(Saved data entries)
(begin)

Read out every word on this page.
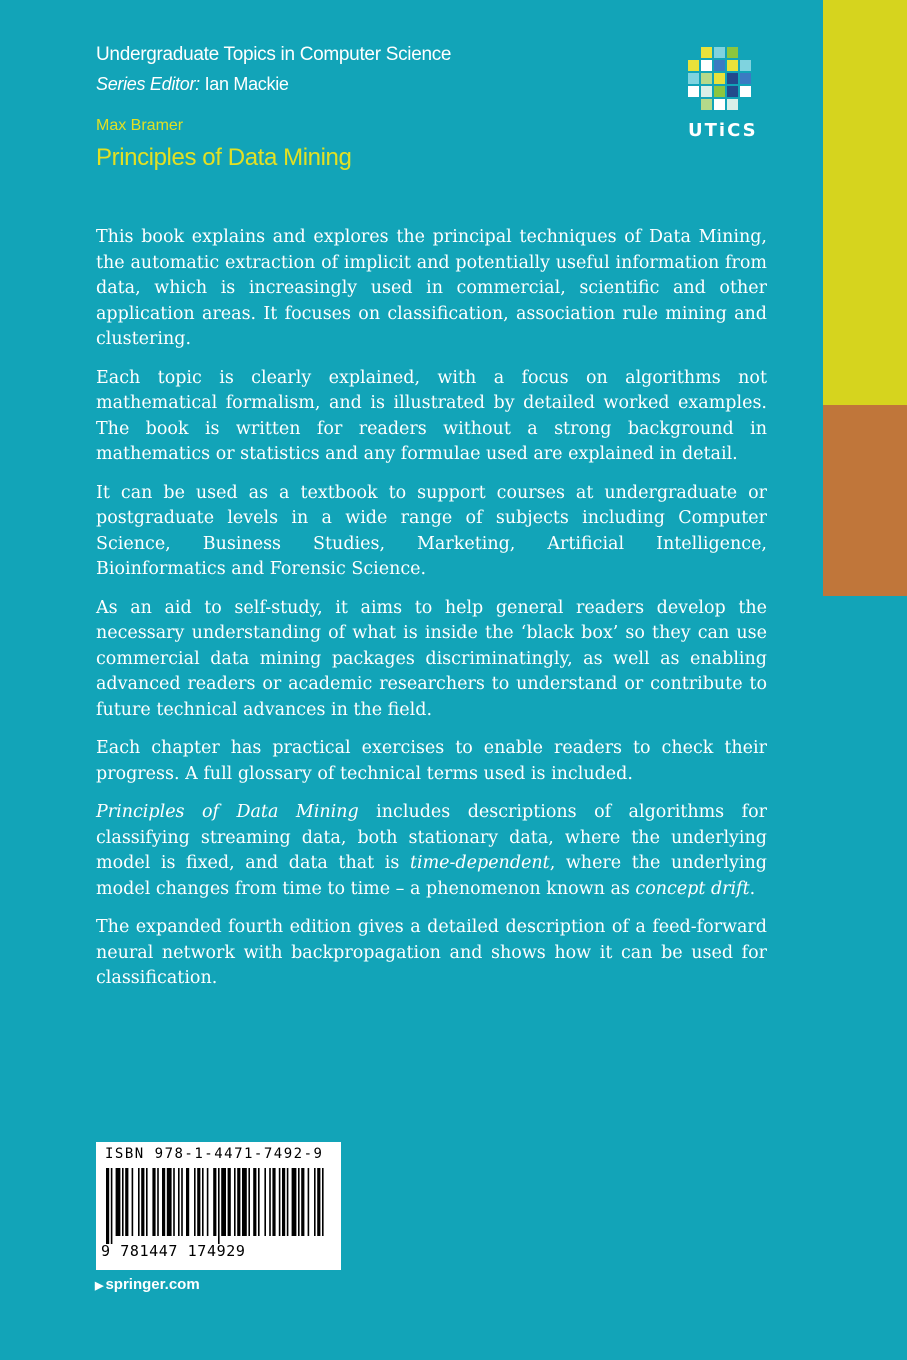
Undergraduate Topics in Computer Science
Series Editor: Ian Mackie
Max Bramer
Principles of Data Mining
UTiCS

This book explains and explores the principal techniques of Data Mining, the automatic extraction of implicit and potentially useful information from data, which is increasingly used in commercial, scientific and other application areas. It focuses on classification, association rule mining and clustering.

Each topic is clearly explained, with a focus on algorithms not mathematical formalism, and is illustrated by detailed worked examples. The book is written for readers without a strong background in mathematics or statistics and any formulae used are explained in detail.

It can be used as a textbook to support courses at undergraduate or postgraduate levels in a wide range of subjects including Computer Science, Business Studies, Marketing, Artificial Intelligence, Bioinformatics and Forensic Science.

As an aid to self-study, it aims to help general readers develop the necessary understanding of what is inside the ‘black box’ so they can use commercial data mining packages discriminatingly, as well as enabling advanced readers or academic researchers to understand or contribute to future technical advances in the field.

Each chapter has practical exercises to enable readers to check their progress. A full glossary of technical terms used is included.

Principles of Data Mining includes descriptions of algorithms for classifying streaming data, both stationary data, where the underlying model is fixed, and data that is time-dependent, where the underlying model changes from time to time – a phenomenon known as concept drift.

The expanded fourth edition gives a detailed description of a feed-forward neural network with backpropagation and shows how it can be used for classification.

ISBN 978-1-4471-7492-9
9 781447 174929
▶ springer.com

(end)

Set task: Pick each line holding the word "Computer" out of the data and copy it.

Exercise output:
Undergraduate Topics in Computer Science
It can be used as a textbook to support courses at undergraduate or postgraduate levels in a wide range of subjects including Computer Science, Business Studies, Marketing, Artificial Intelligence, Bioinformatics and Forensic Science.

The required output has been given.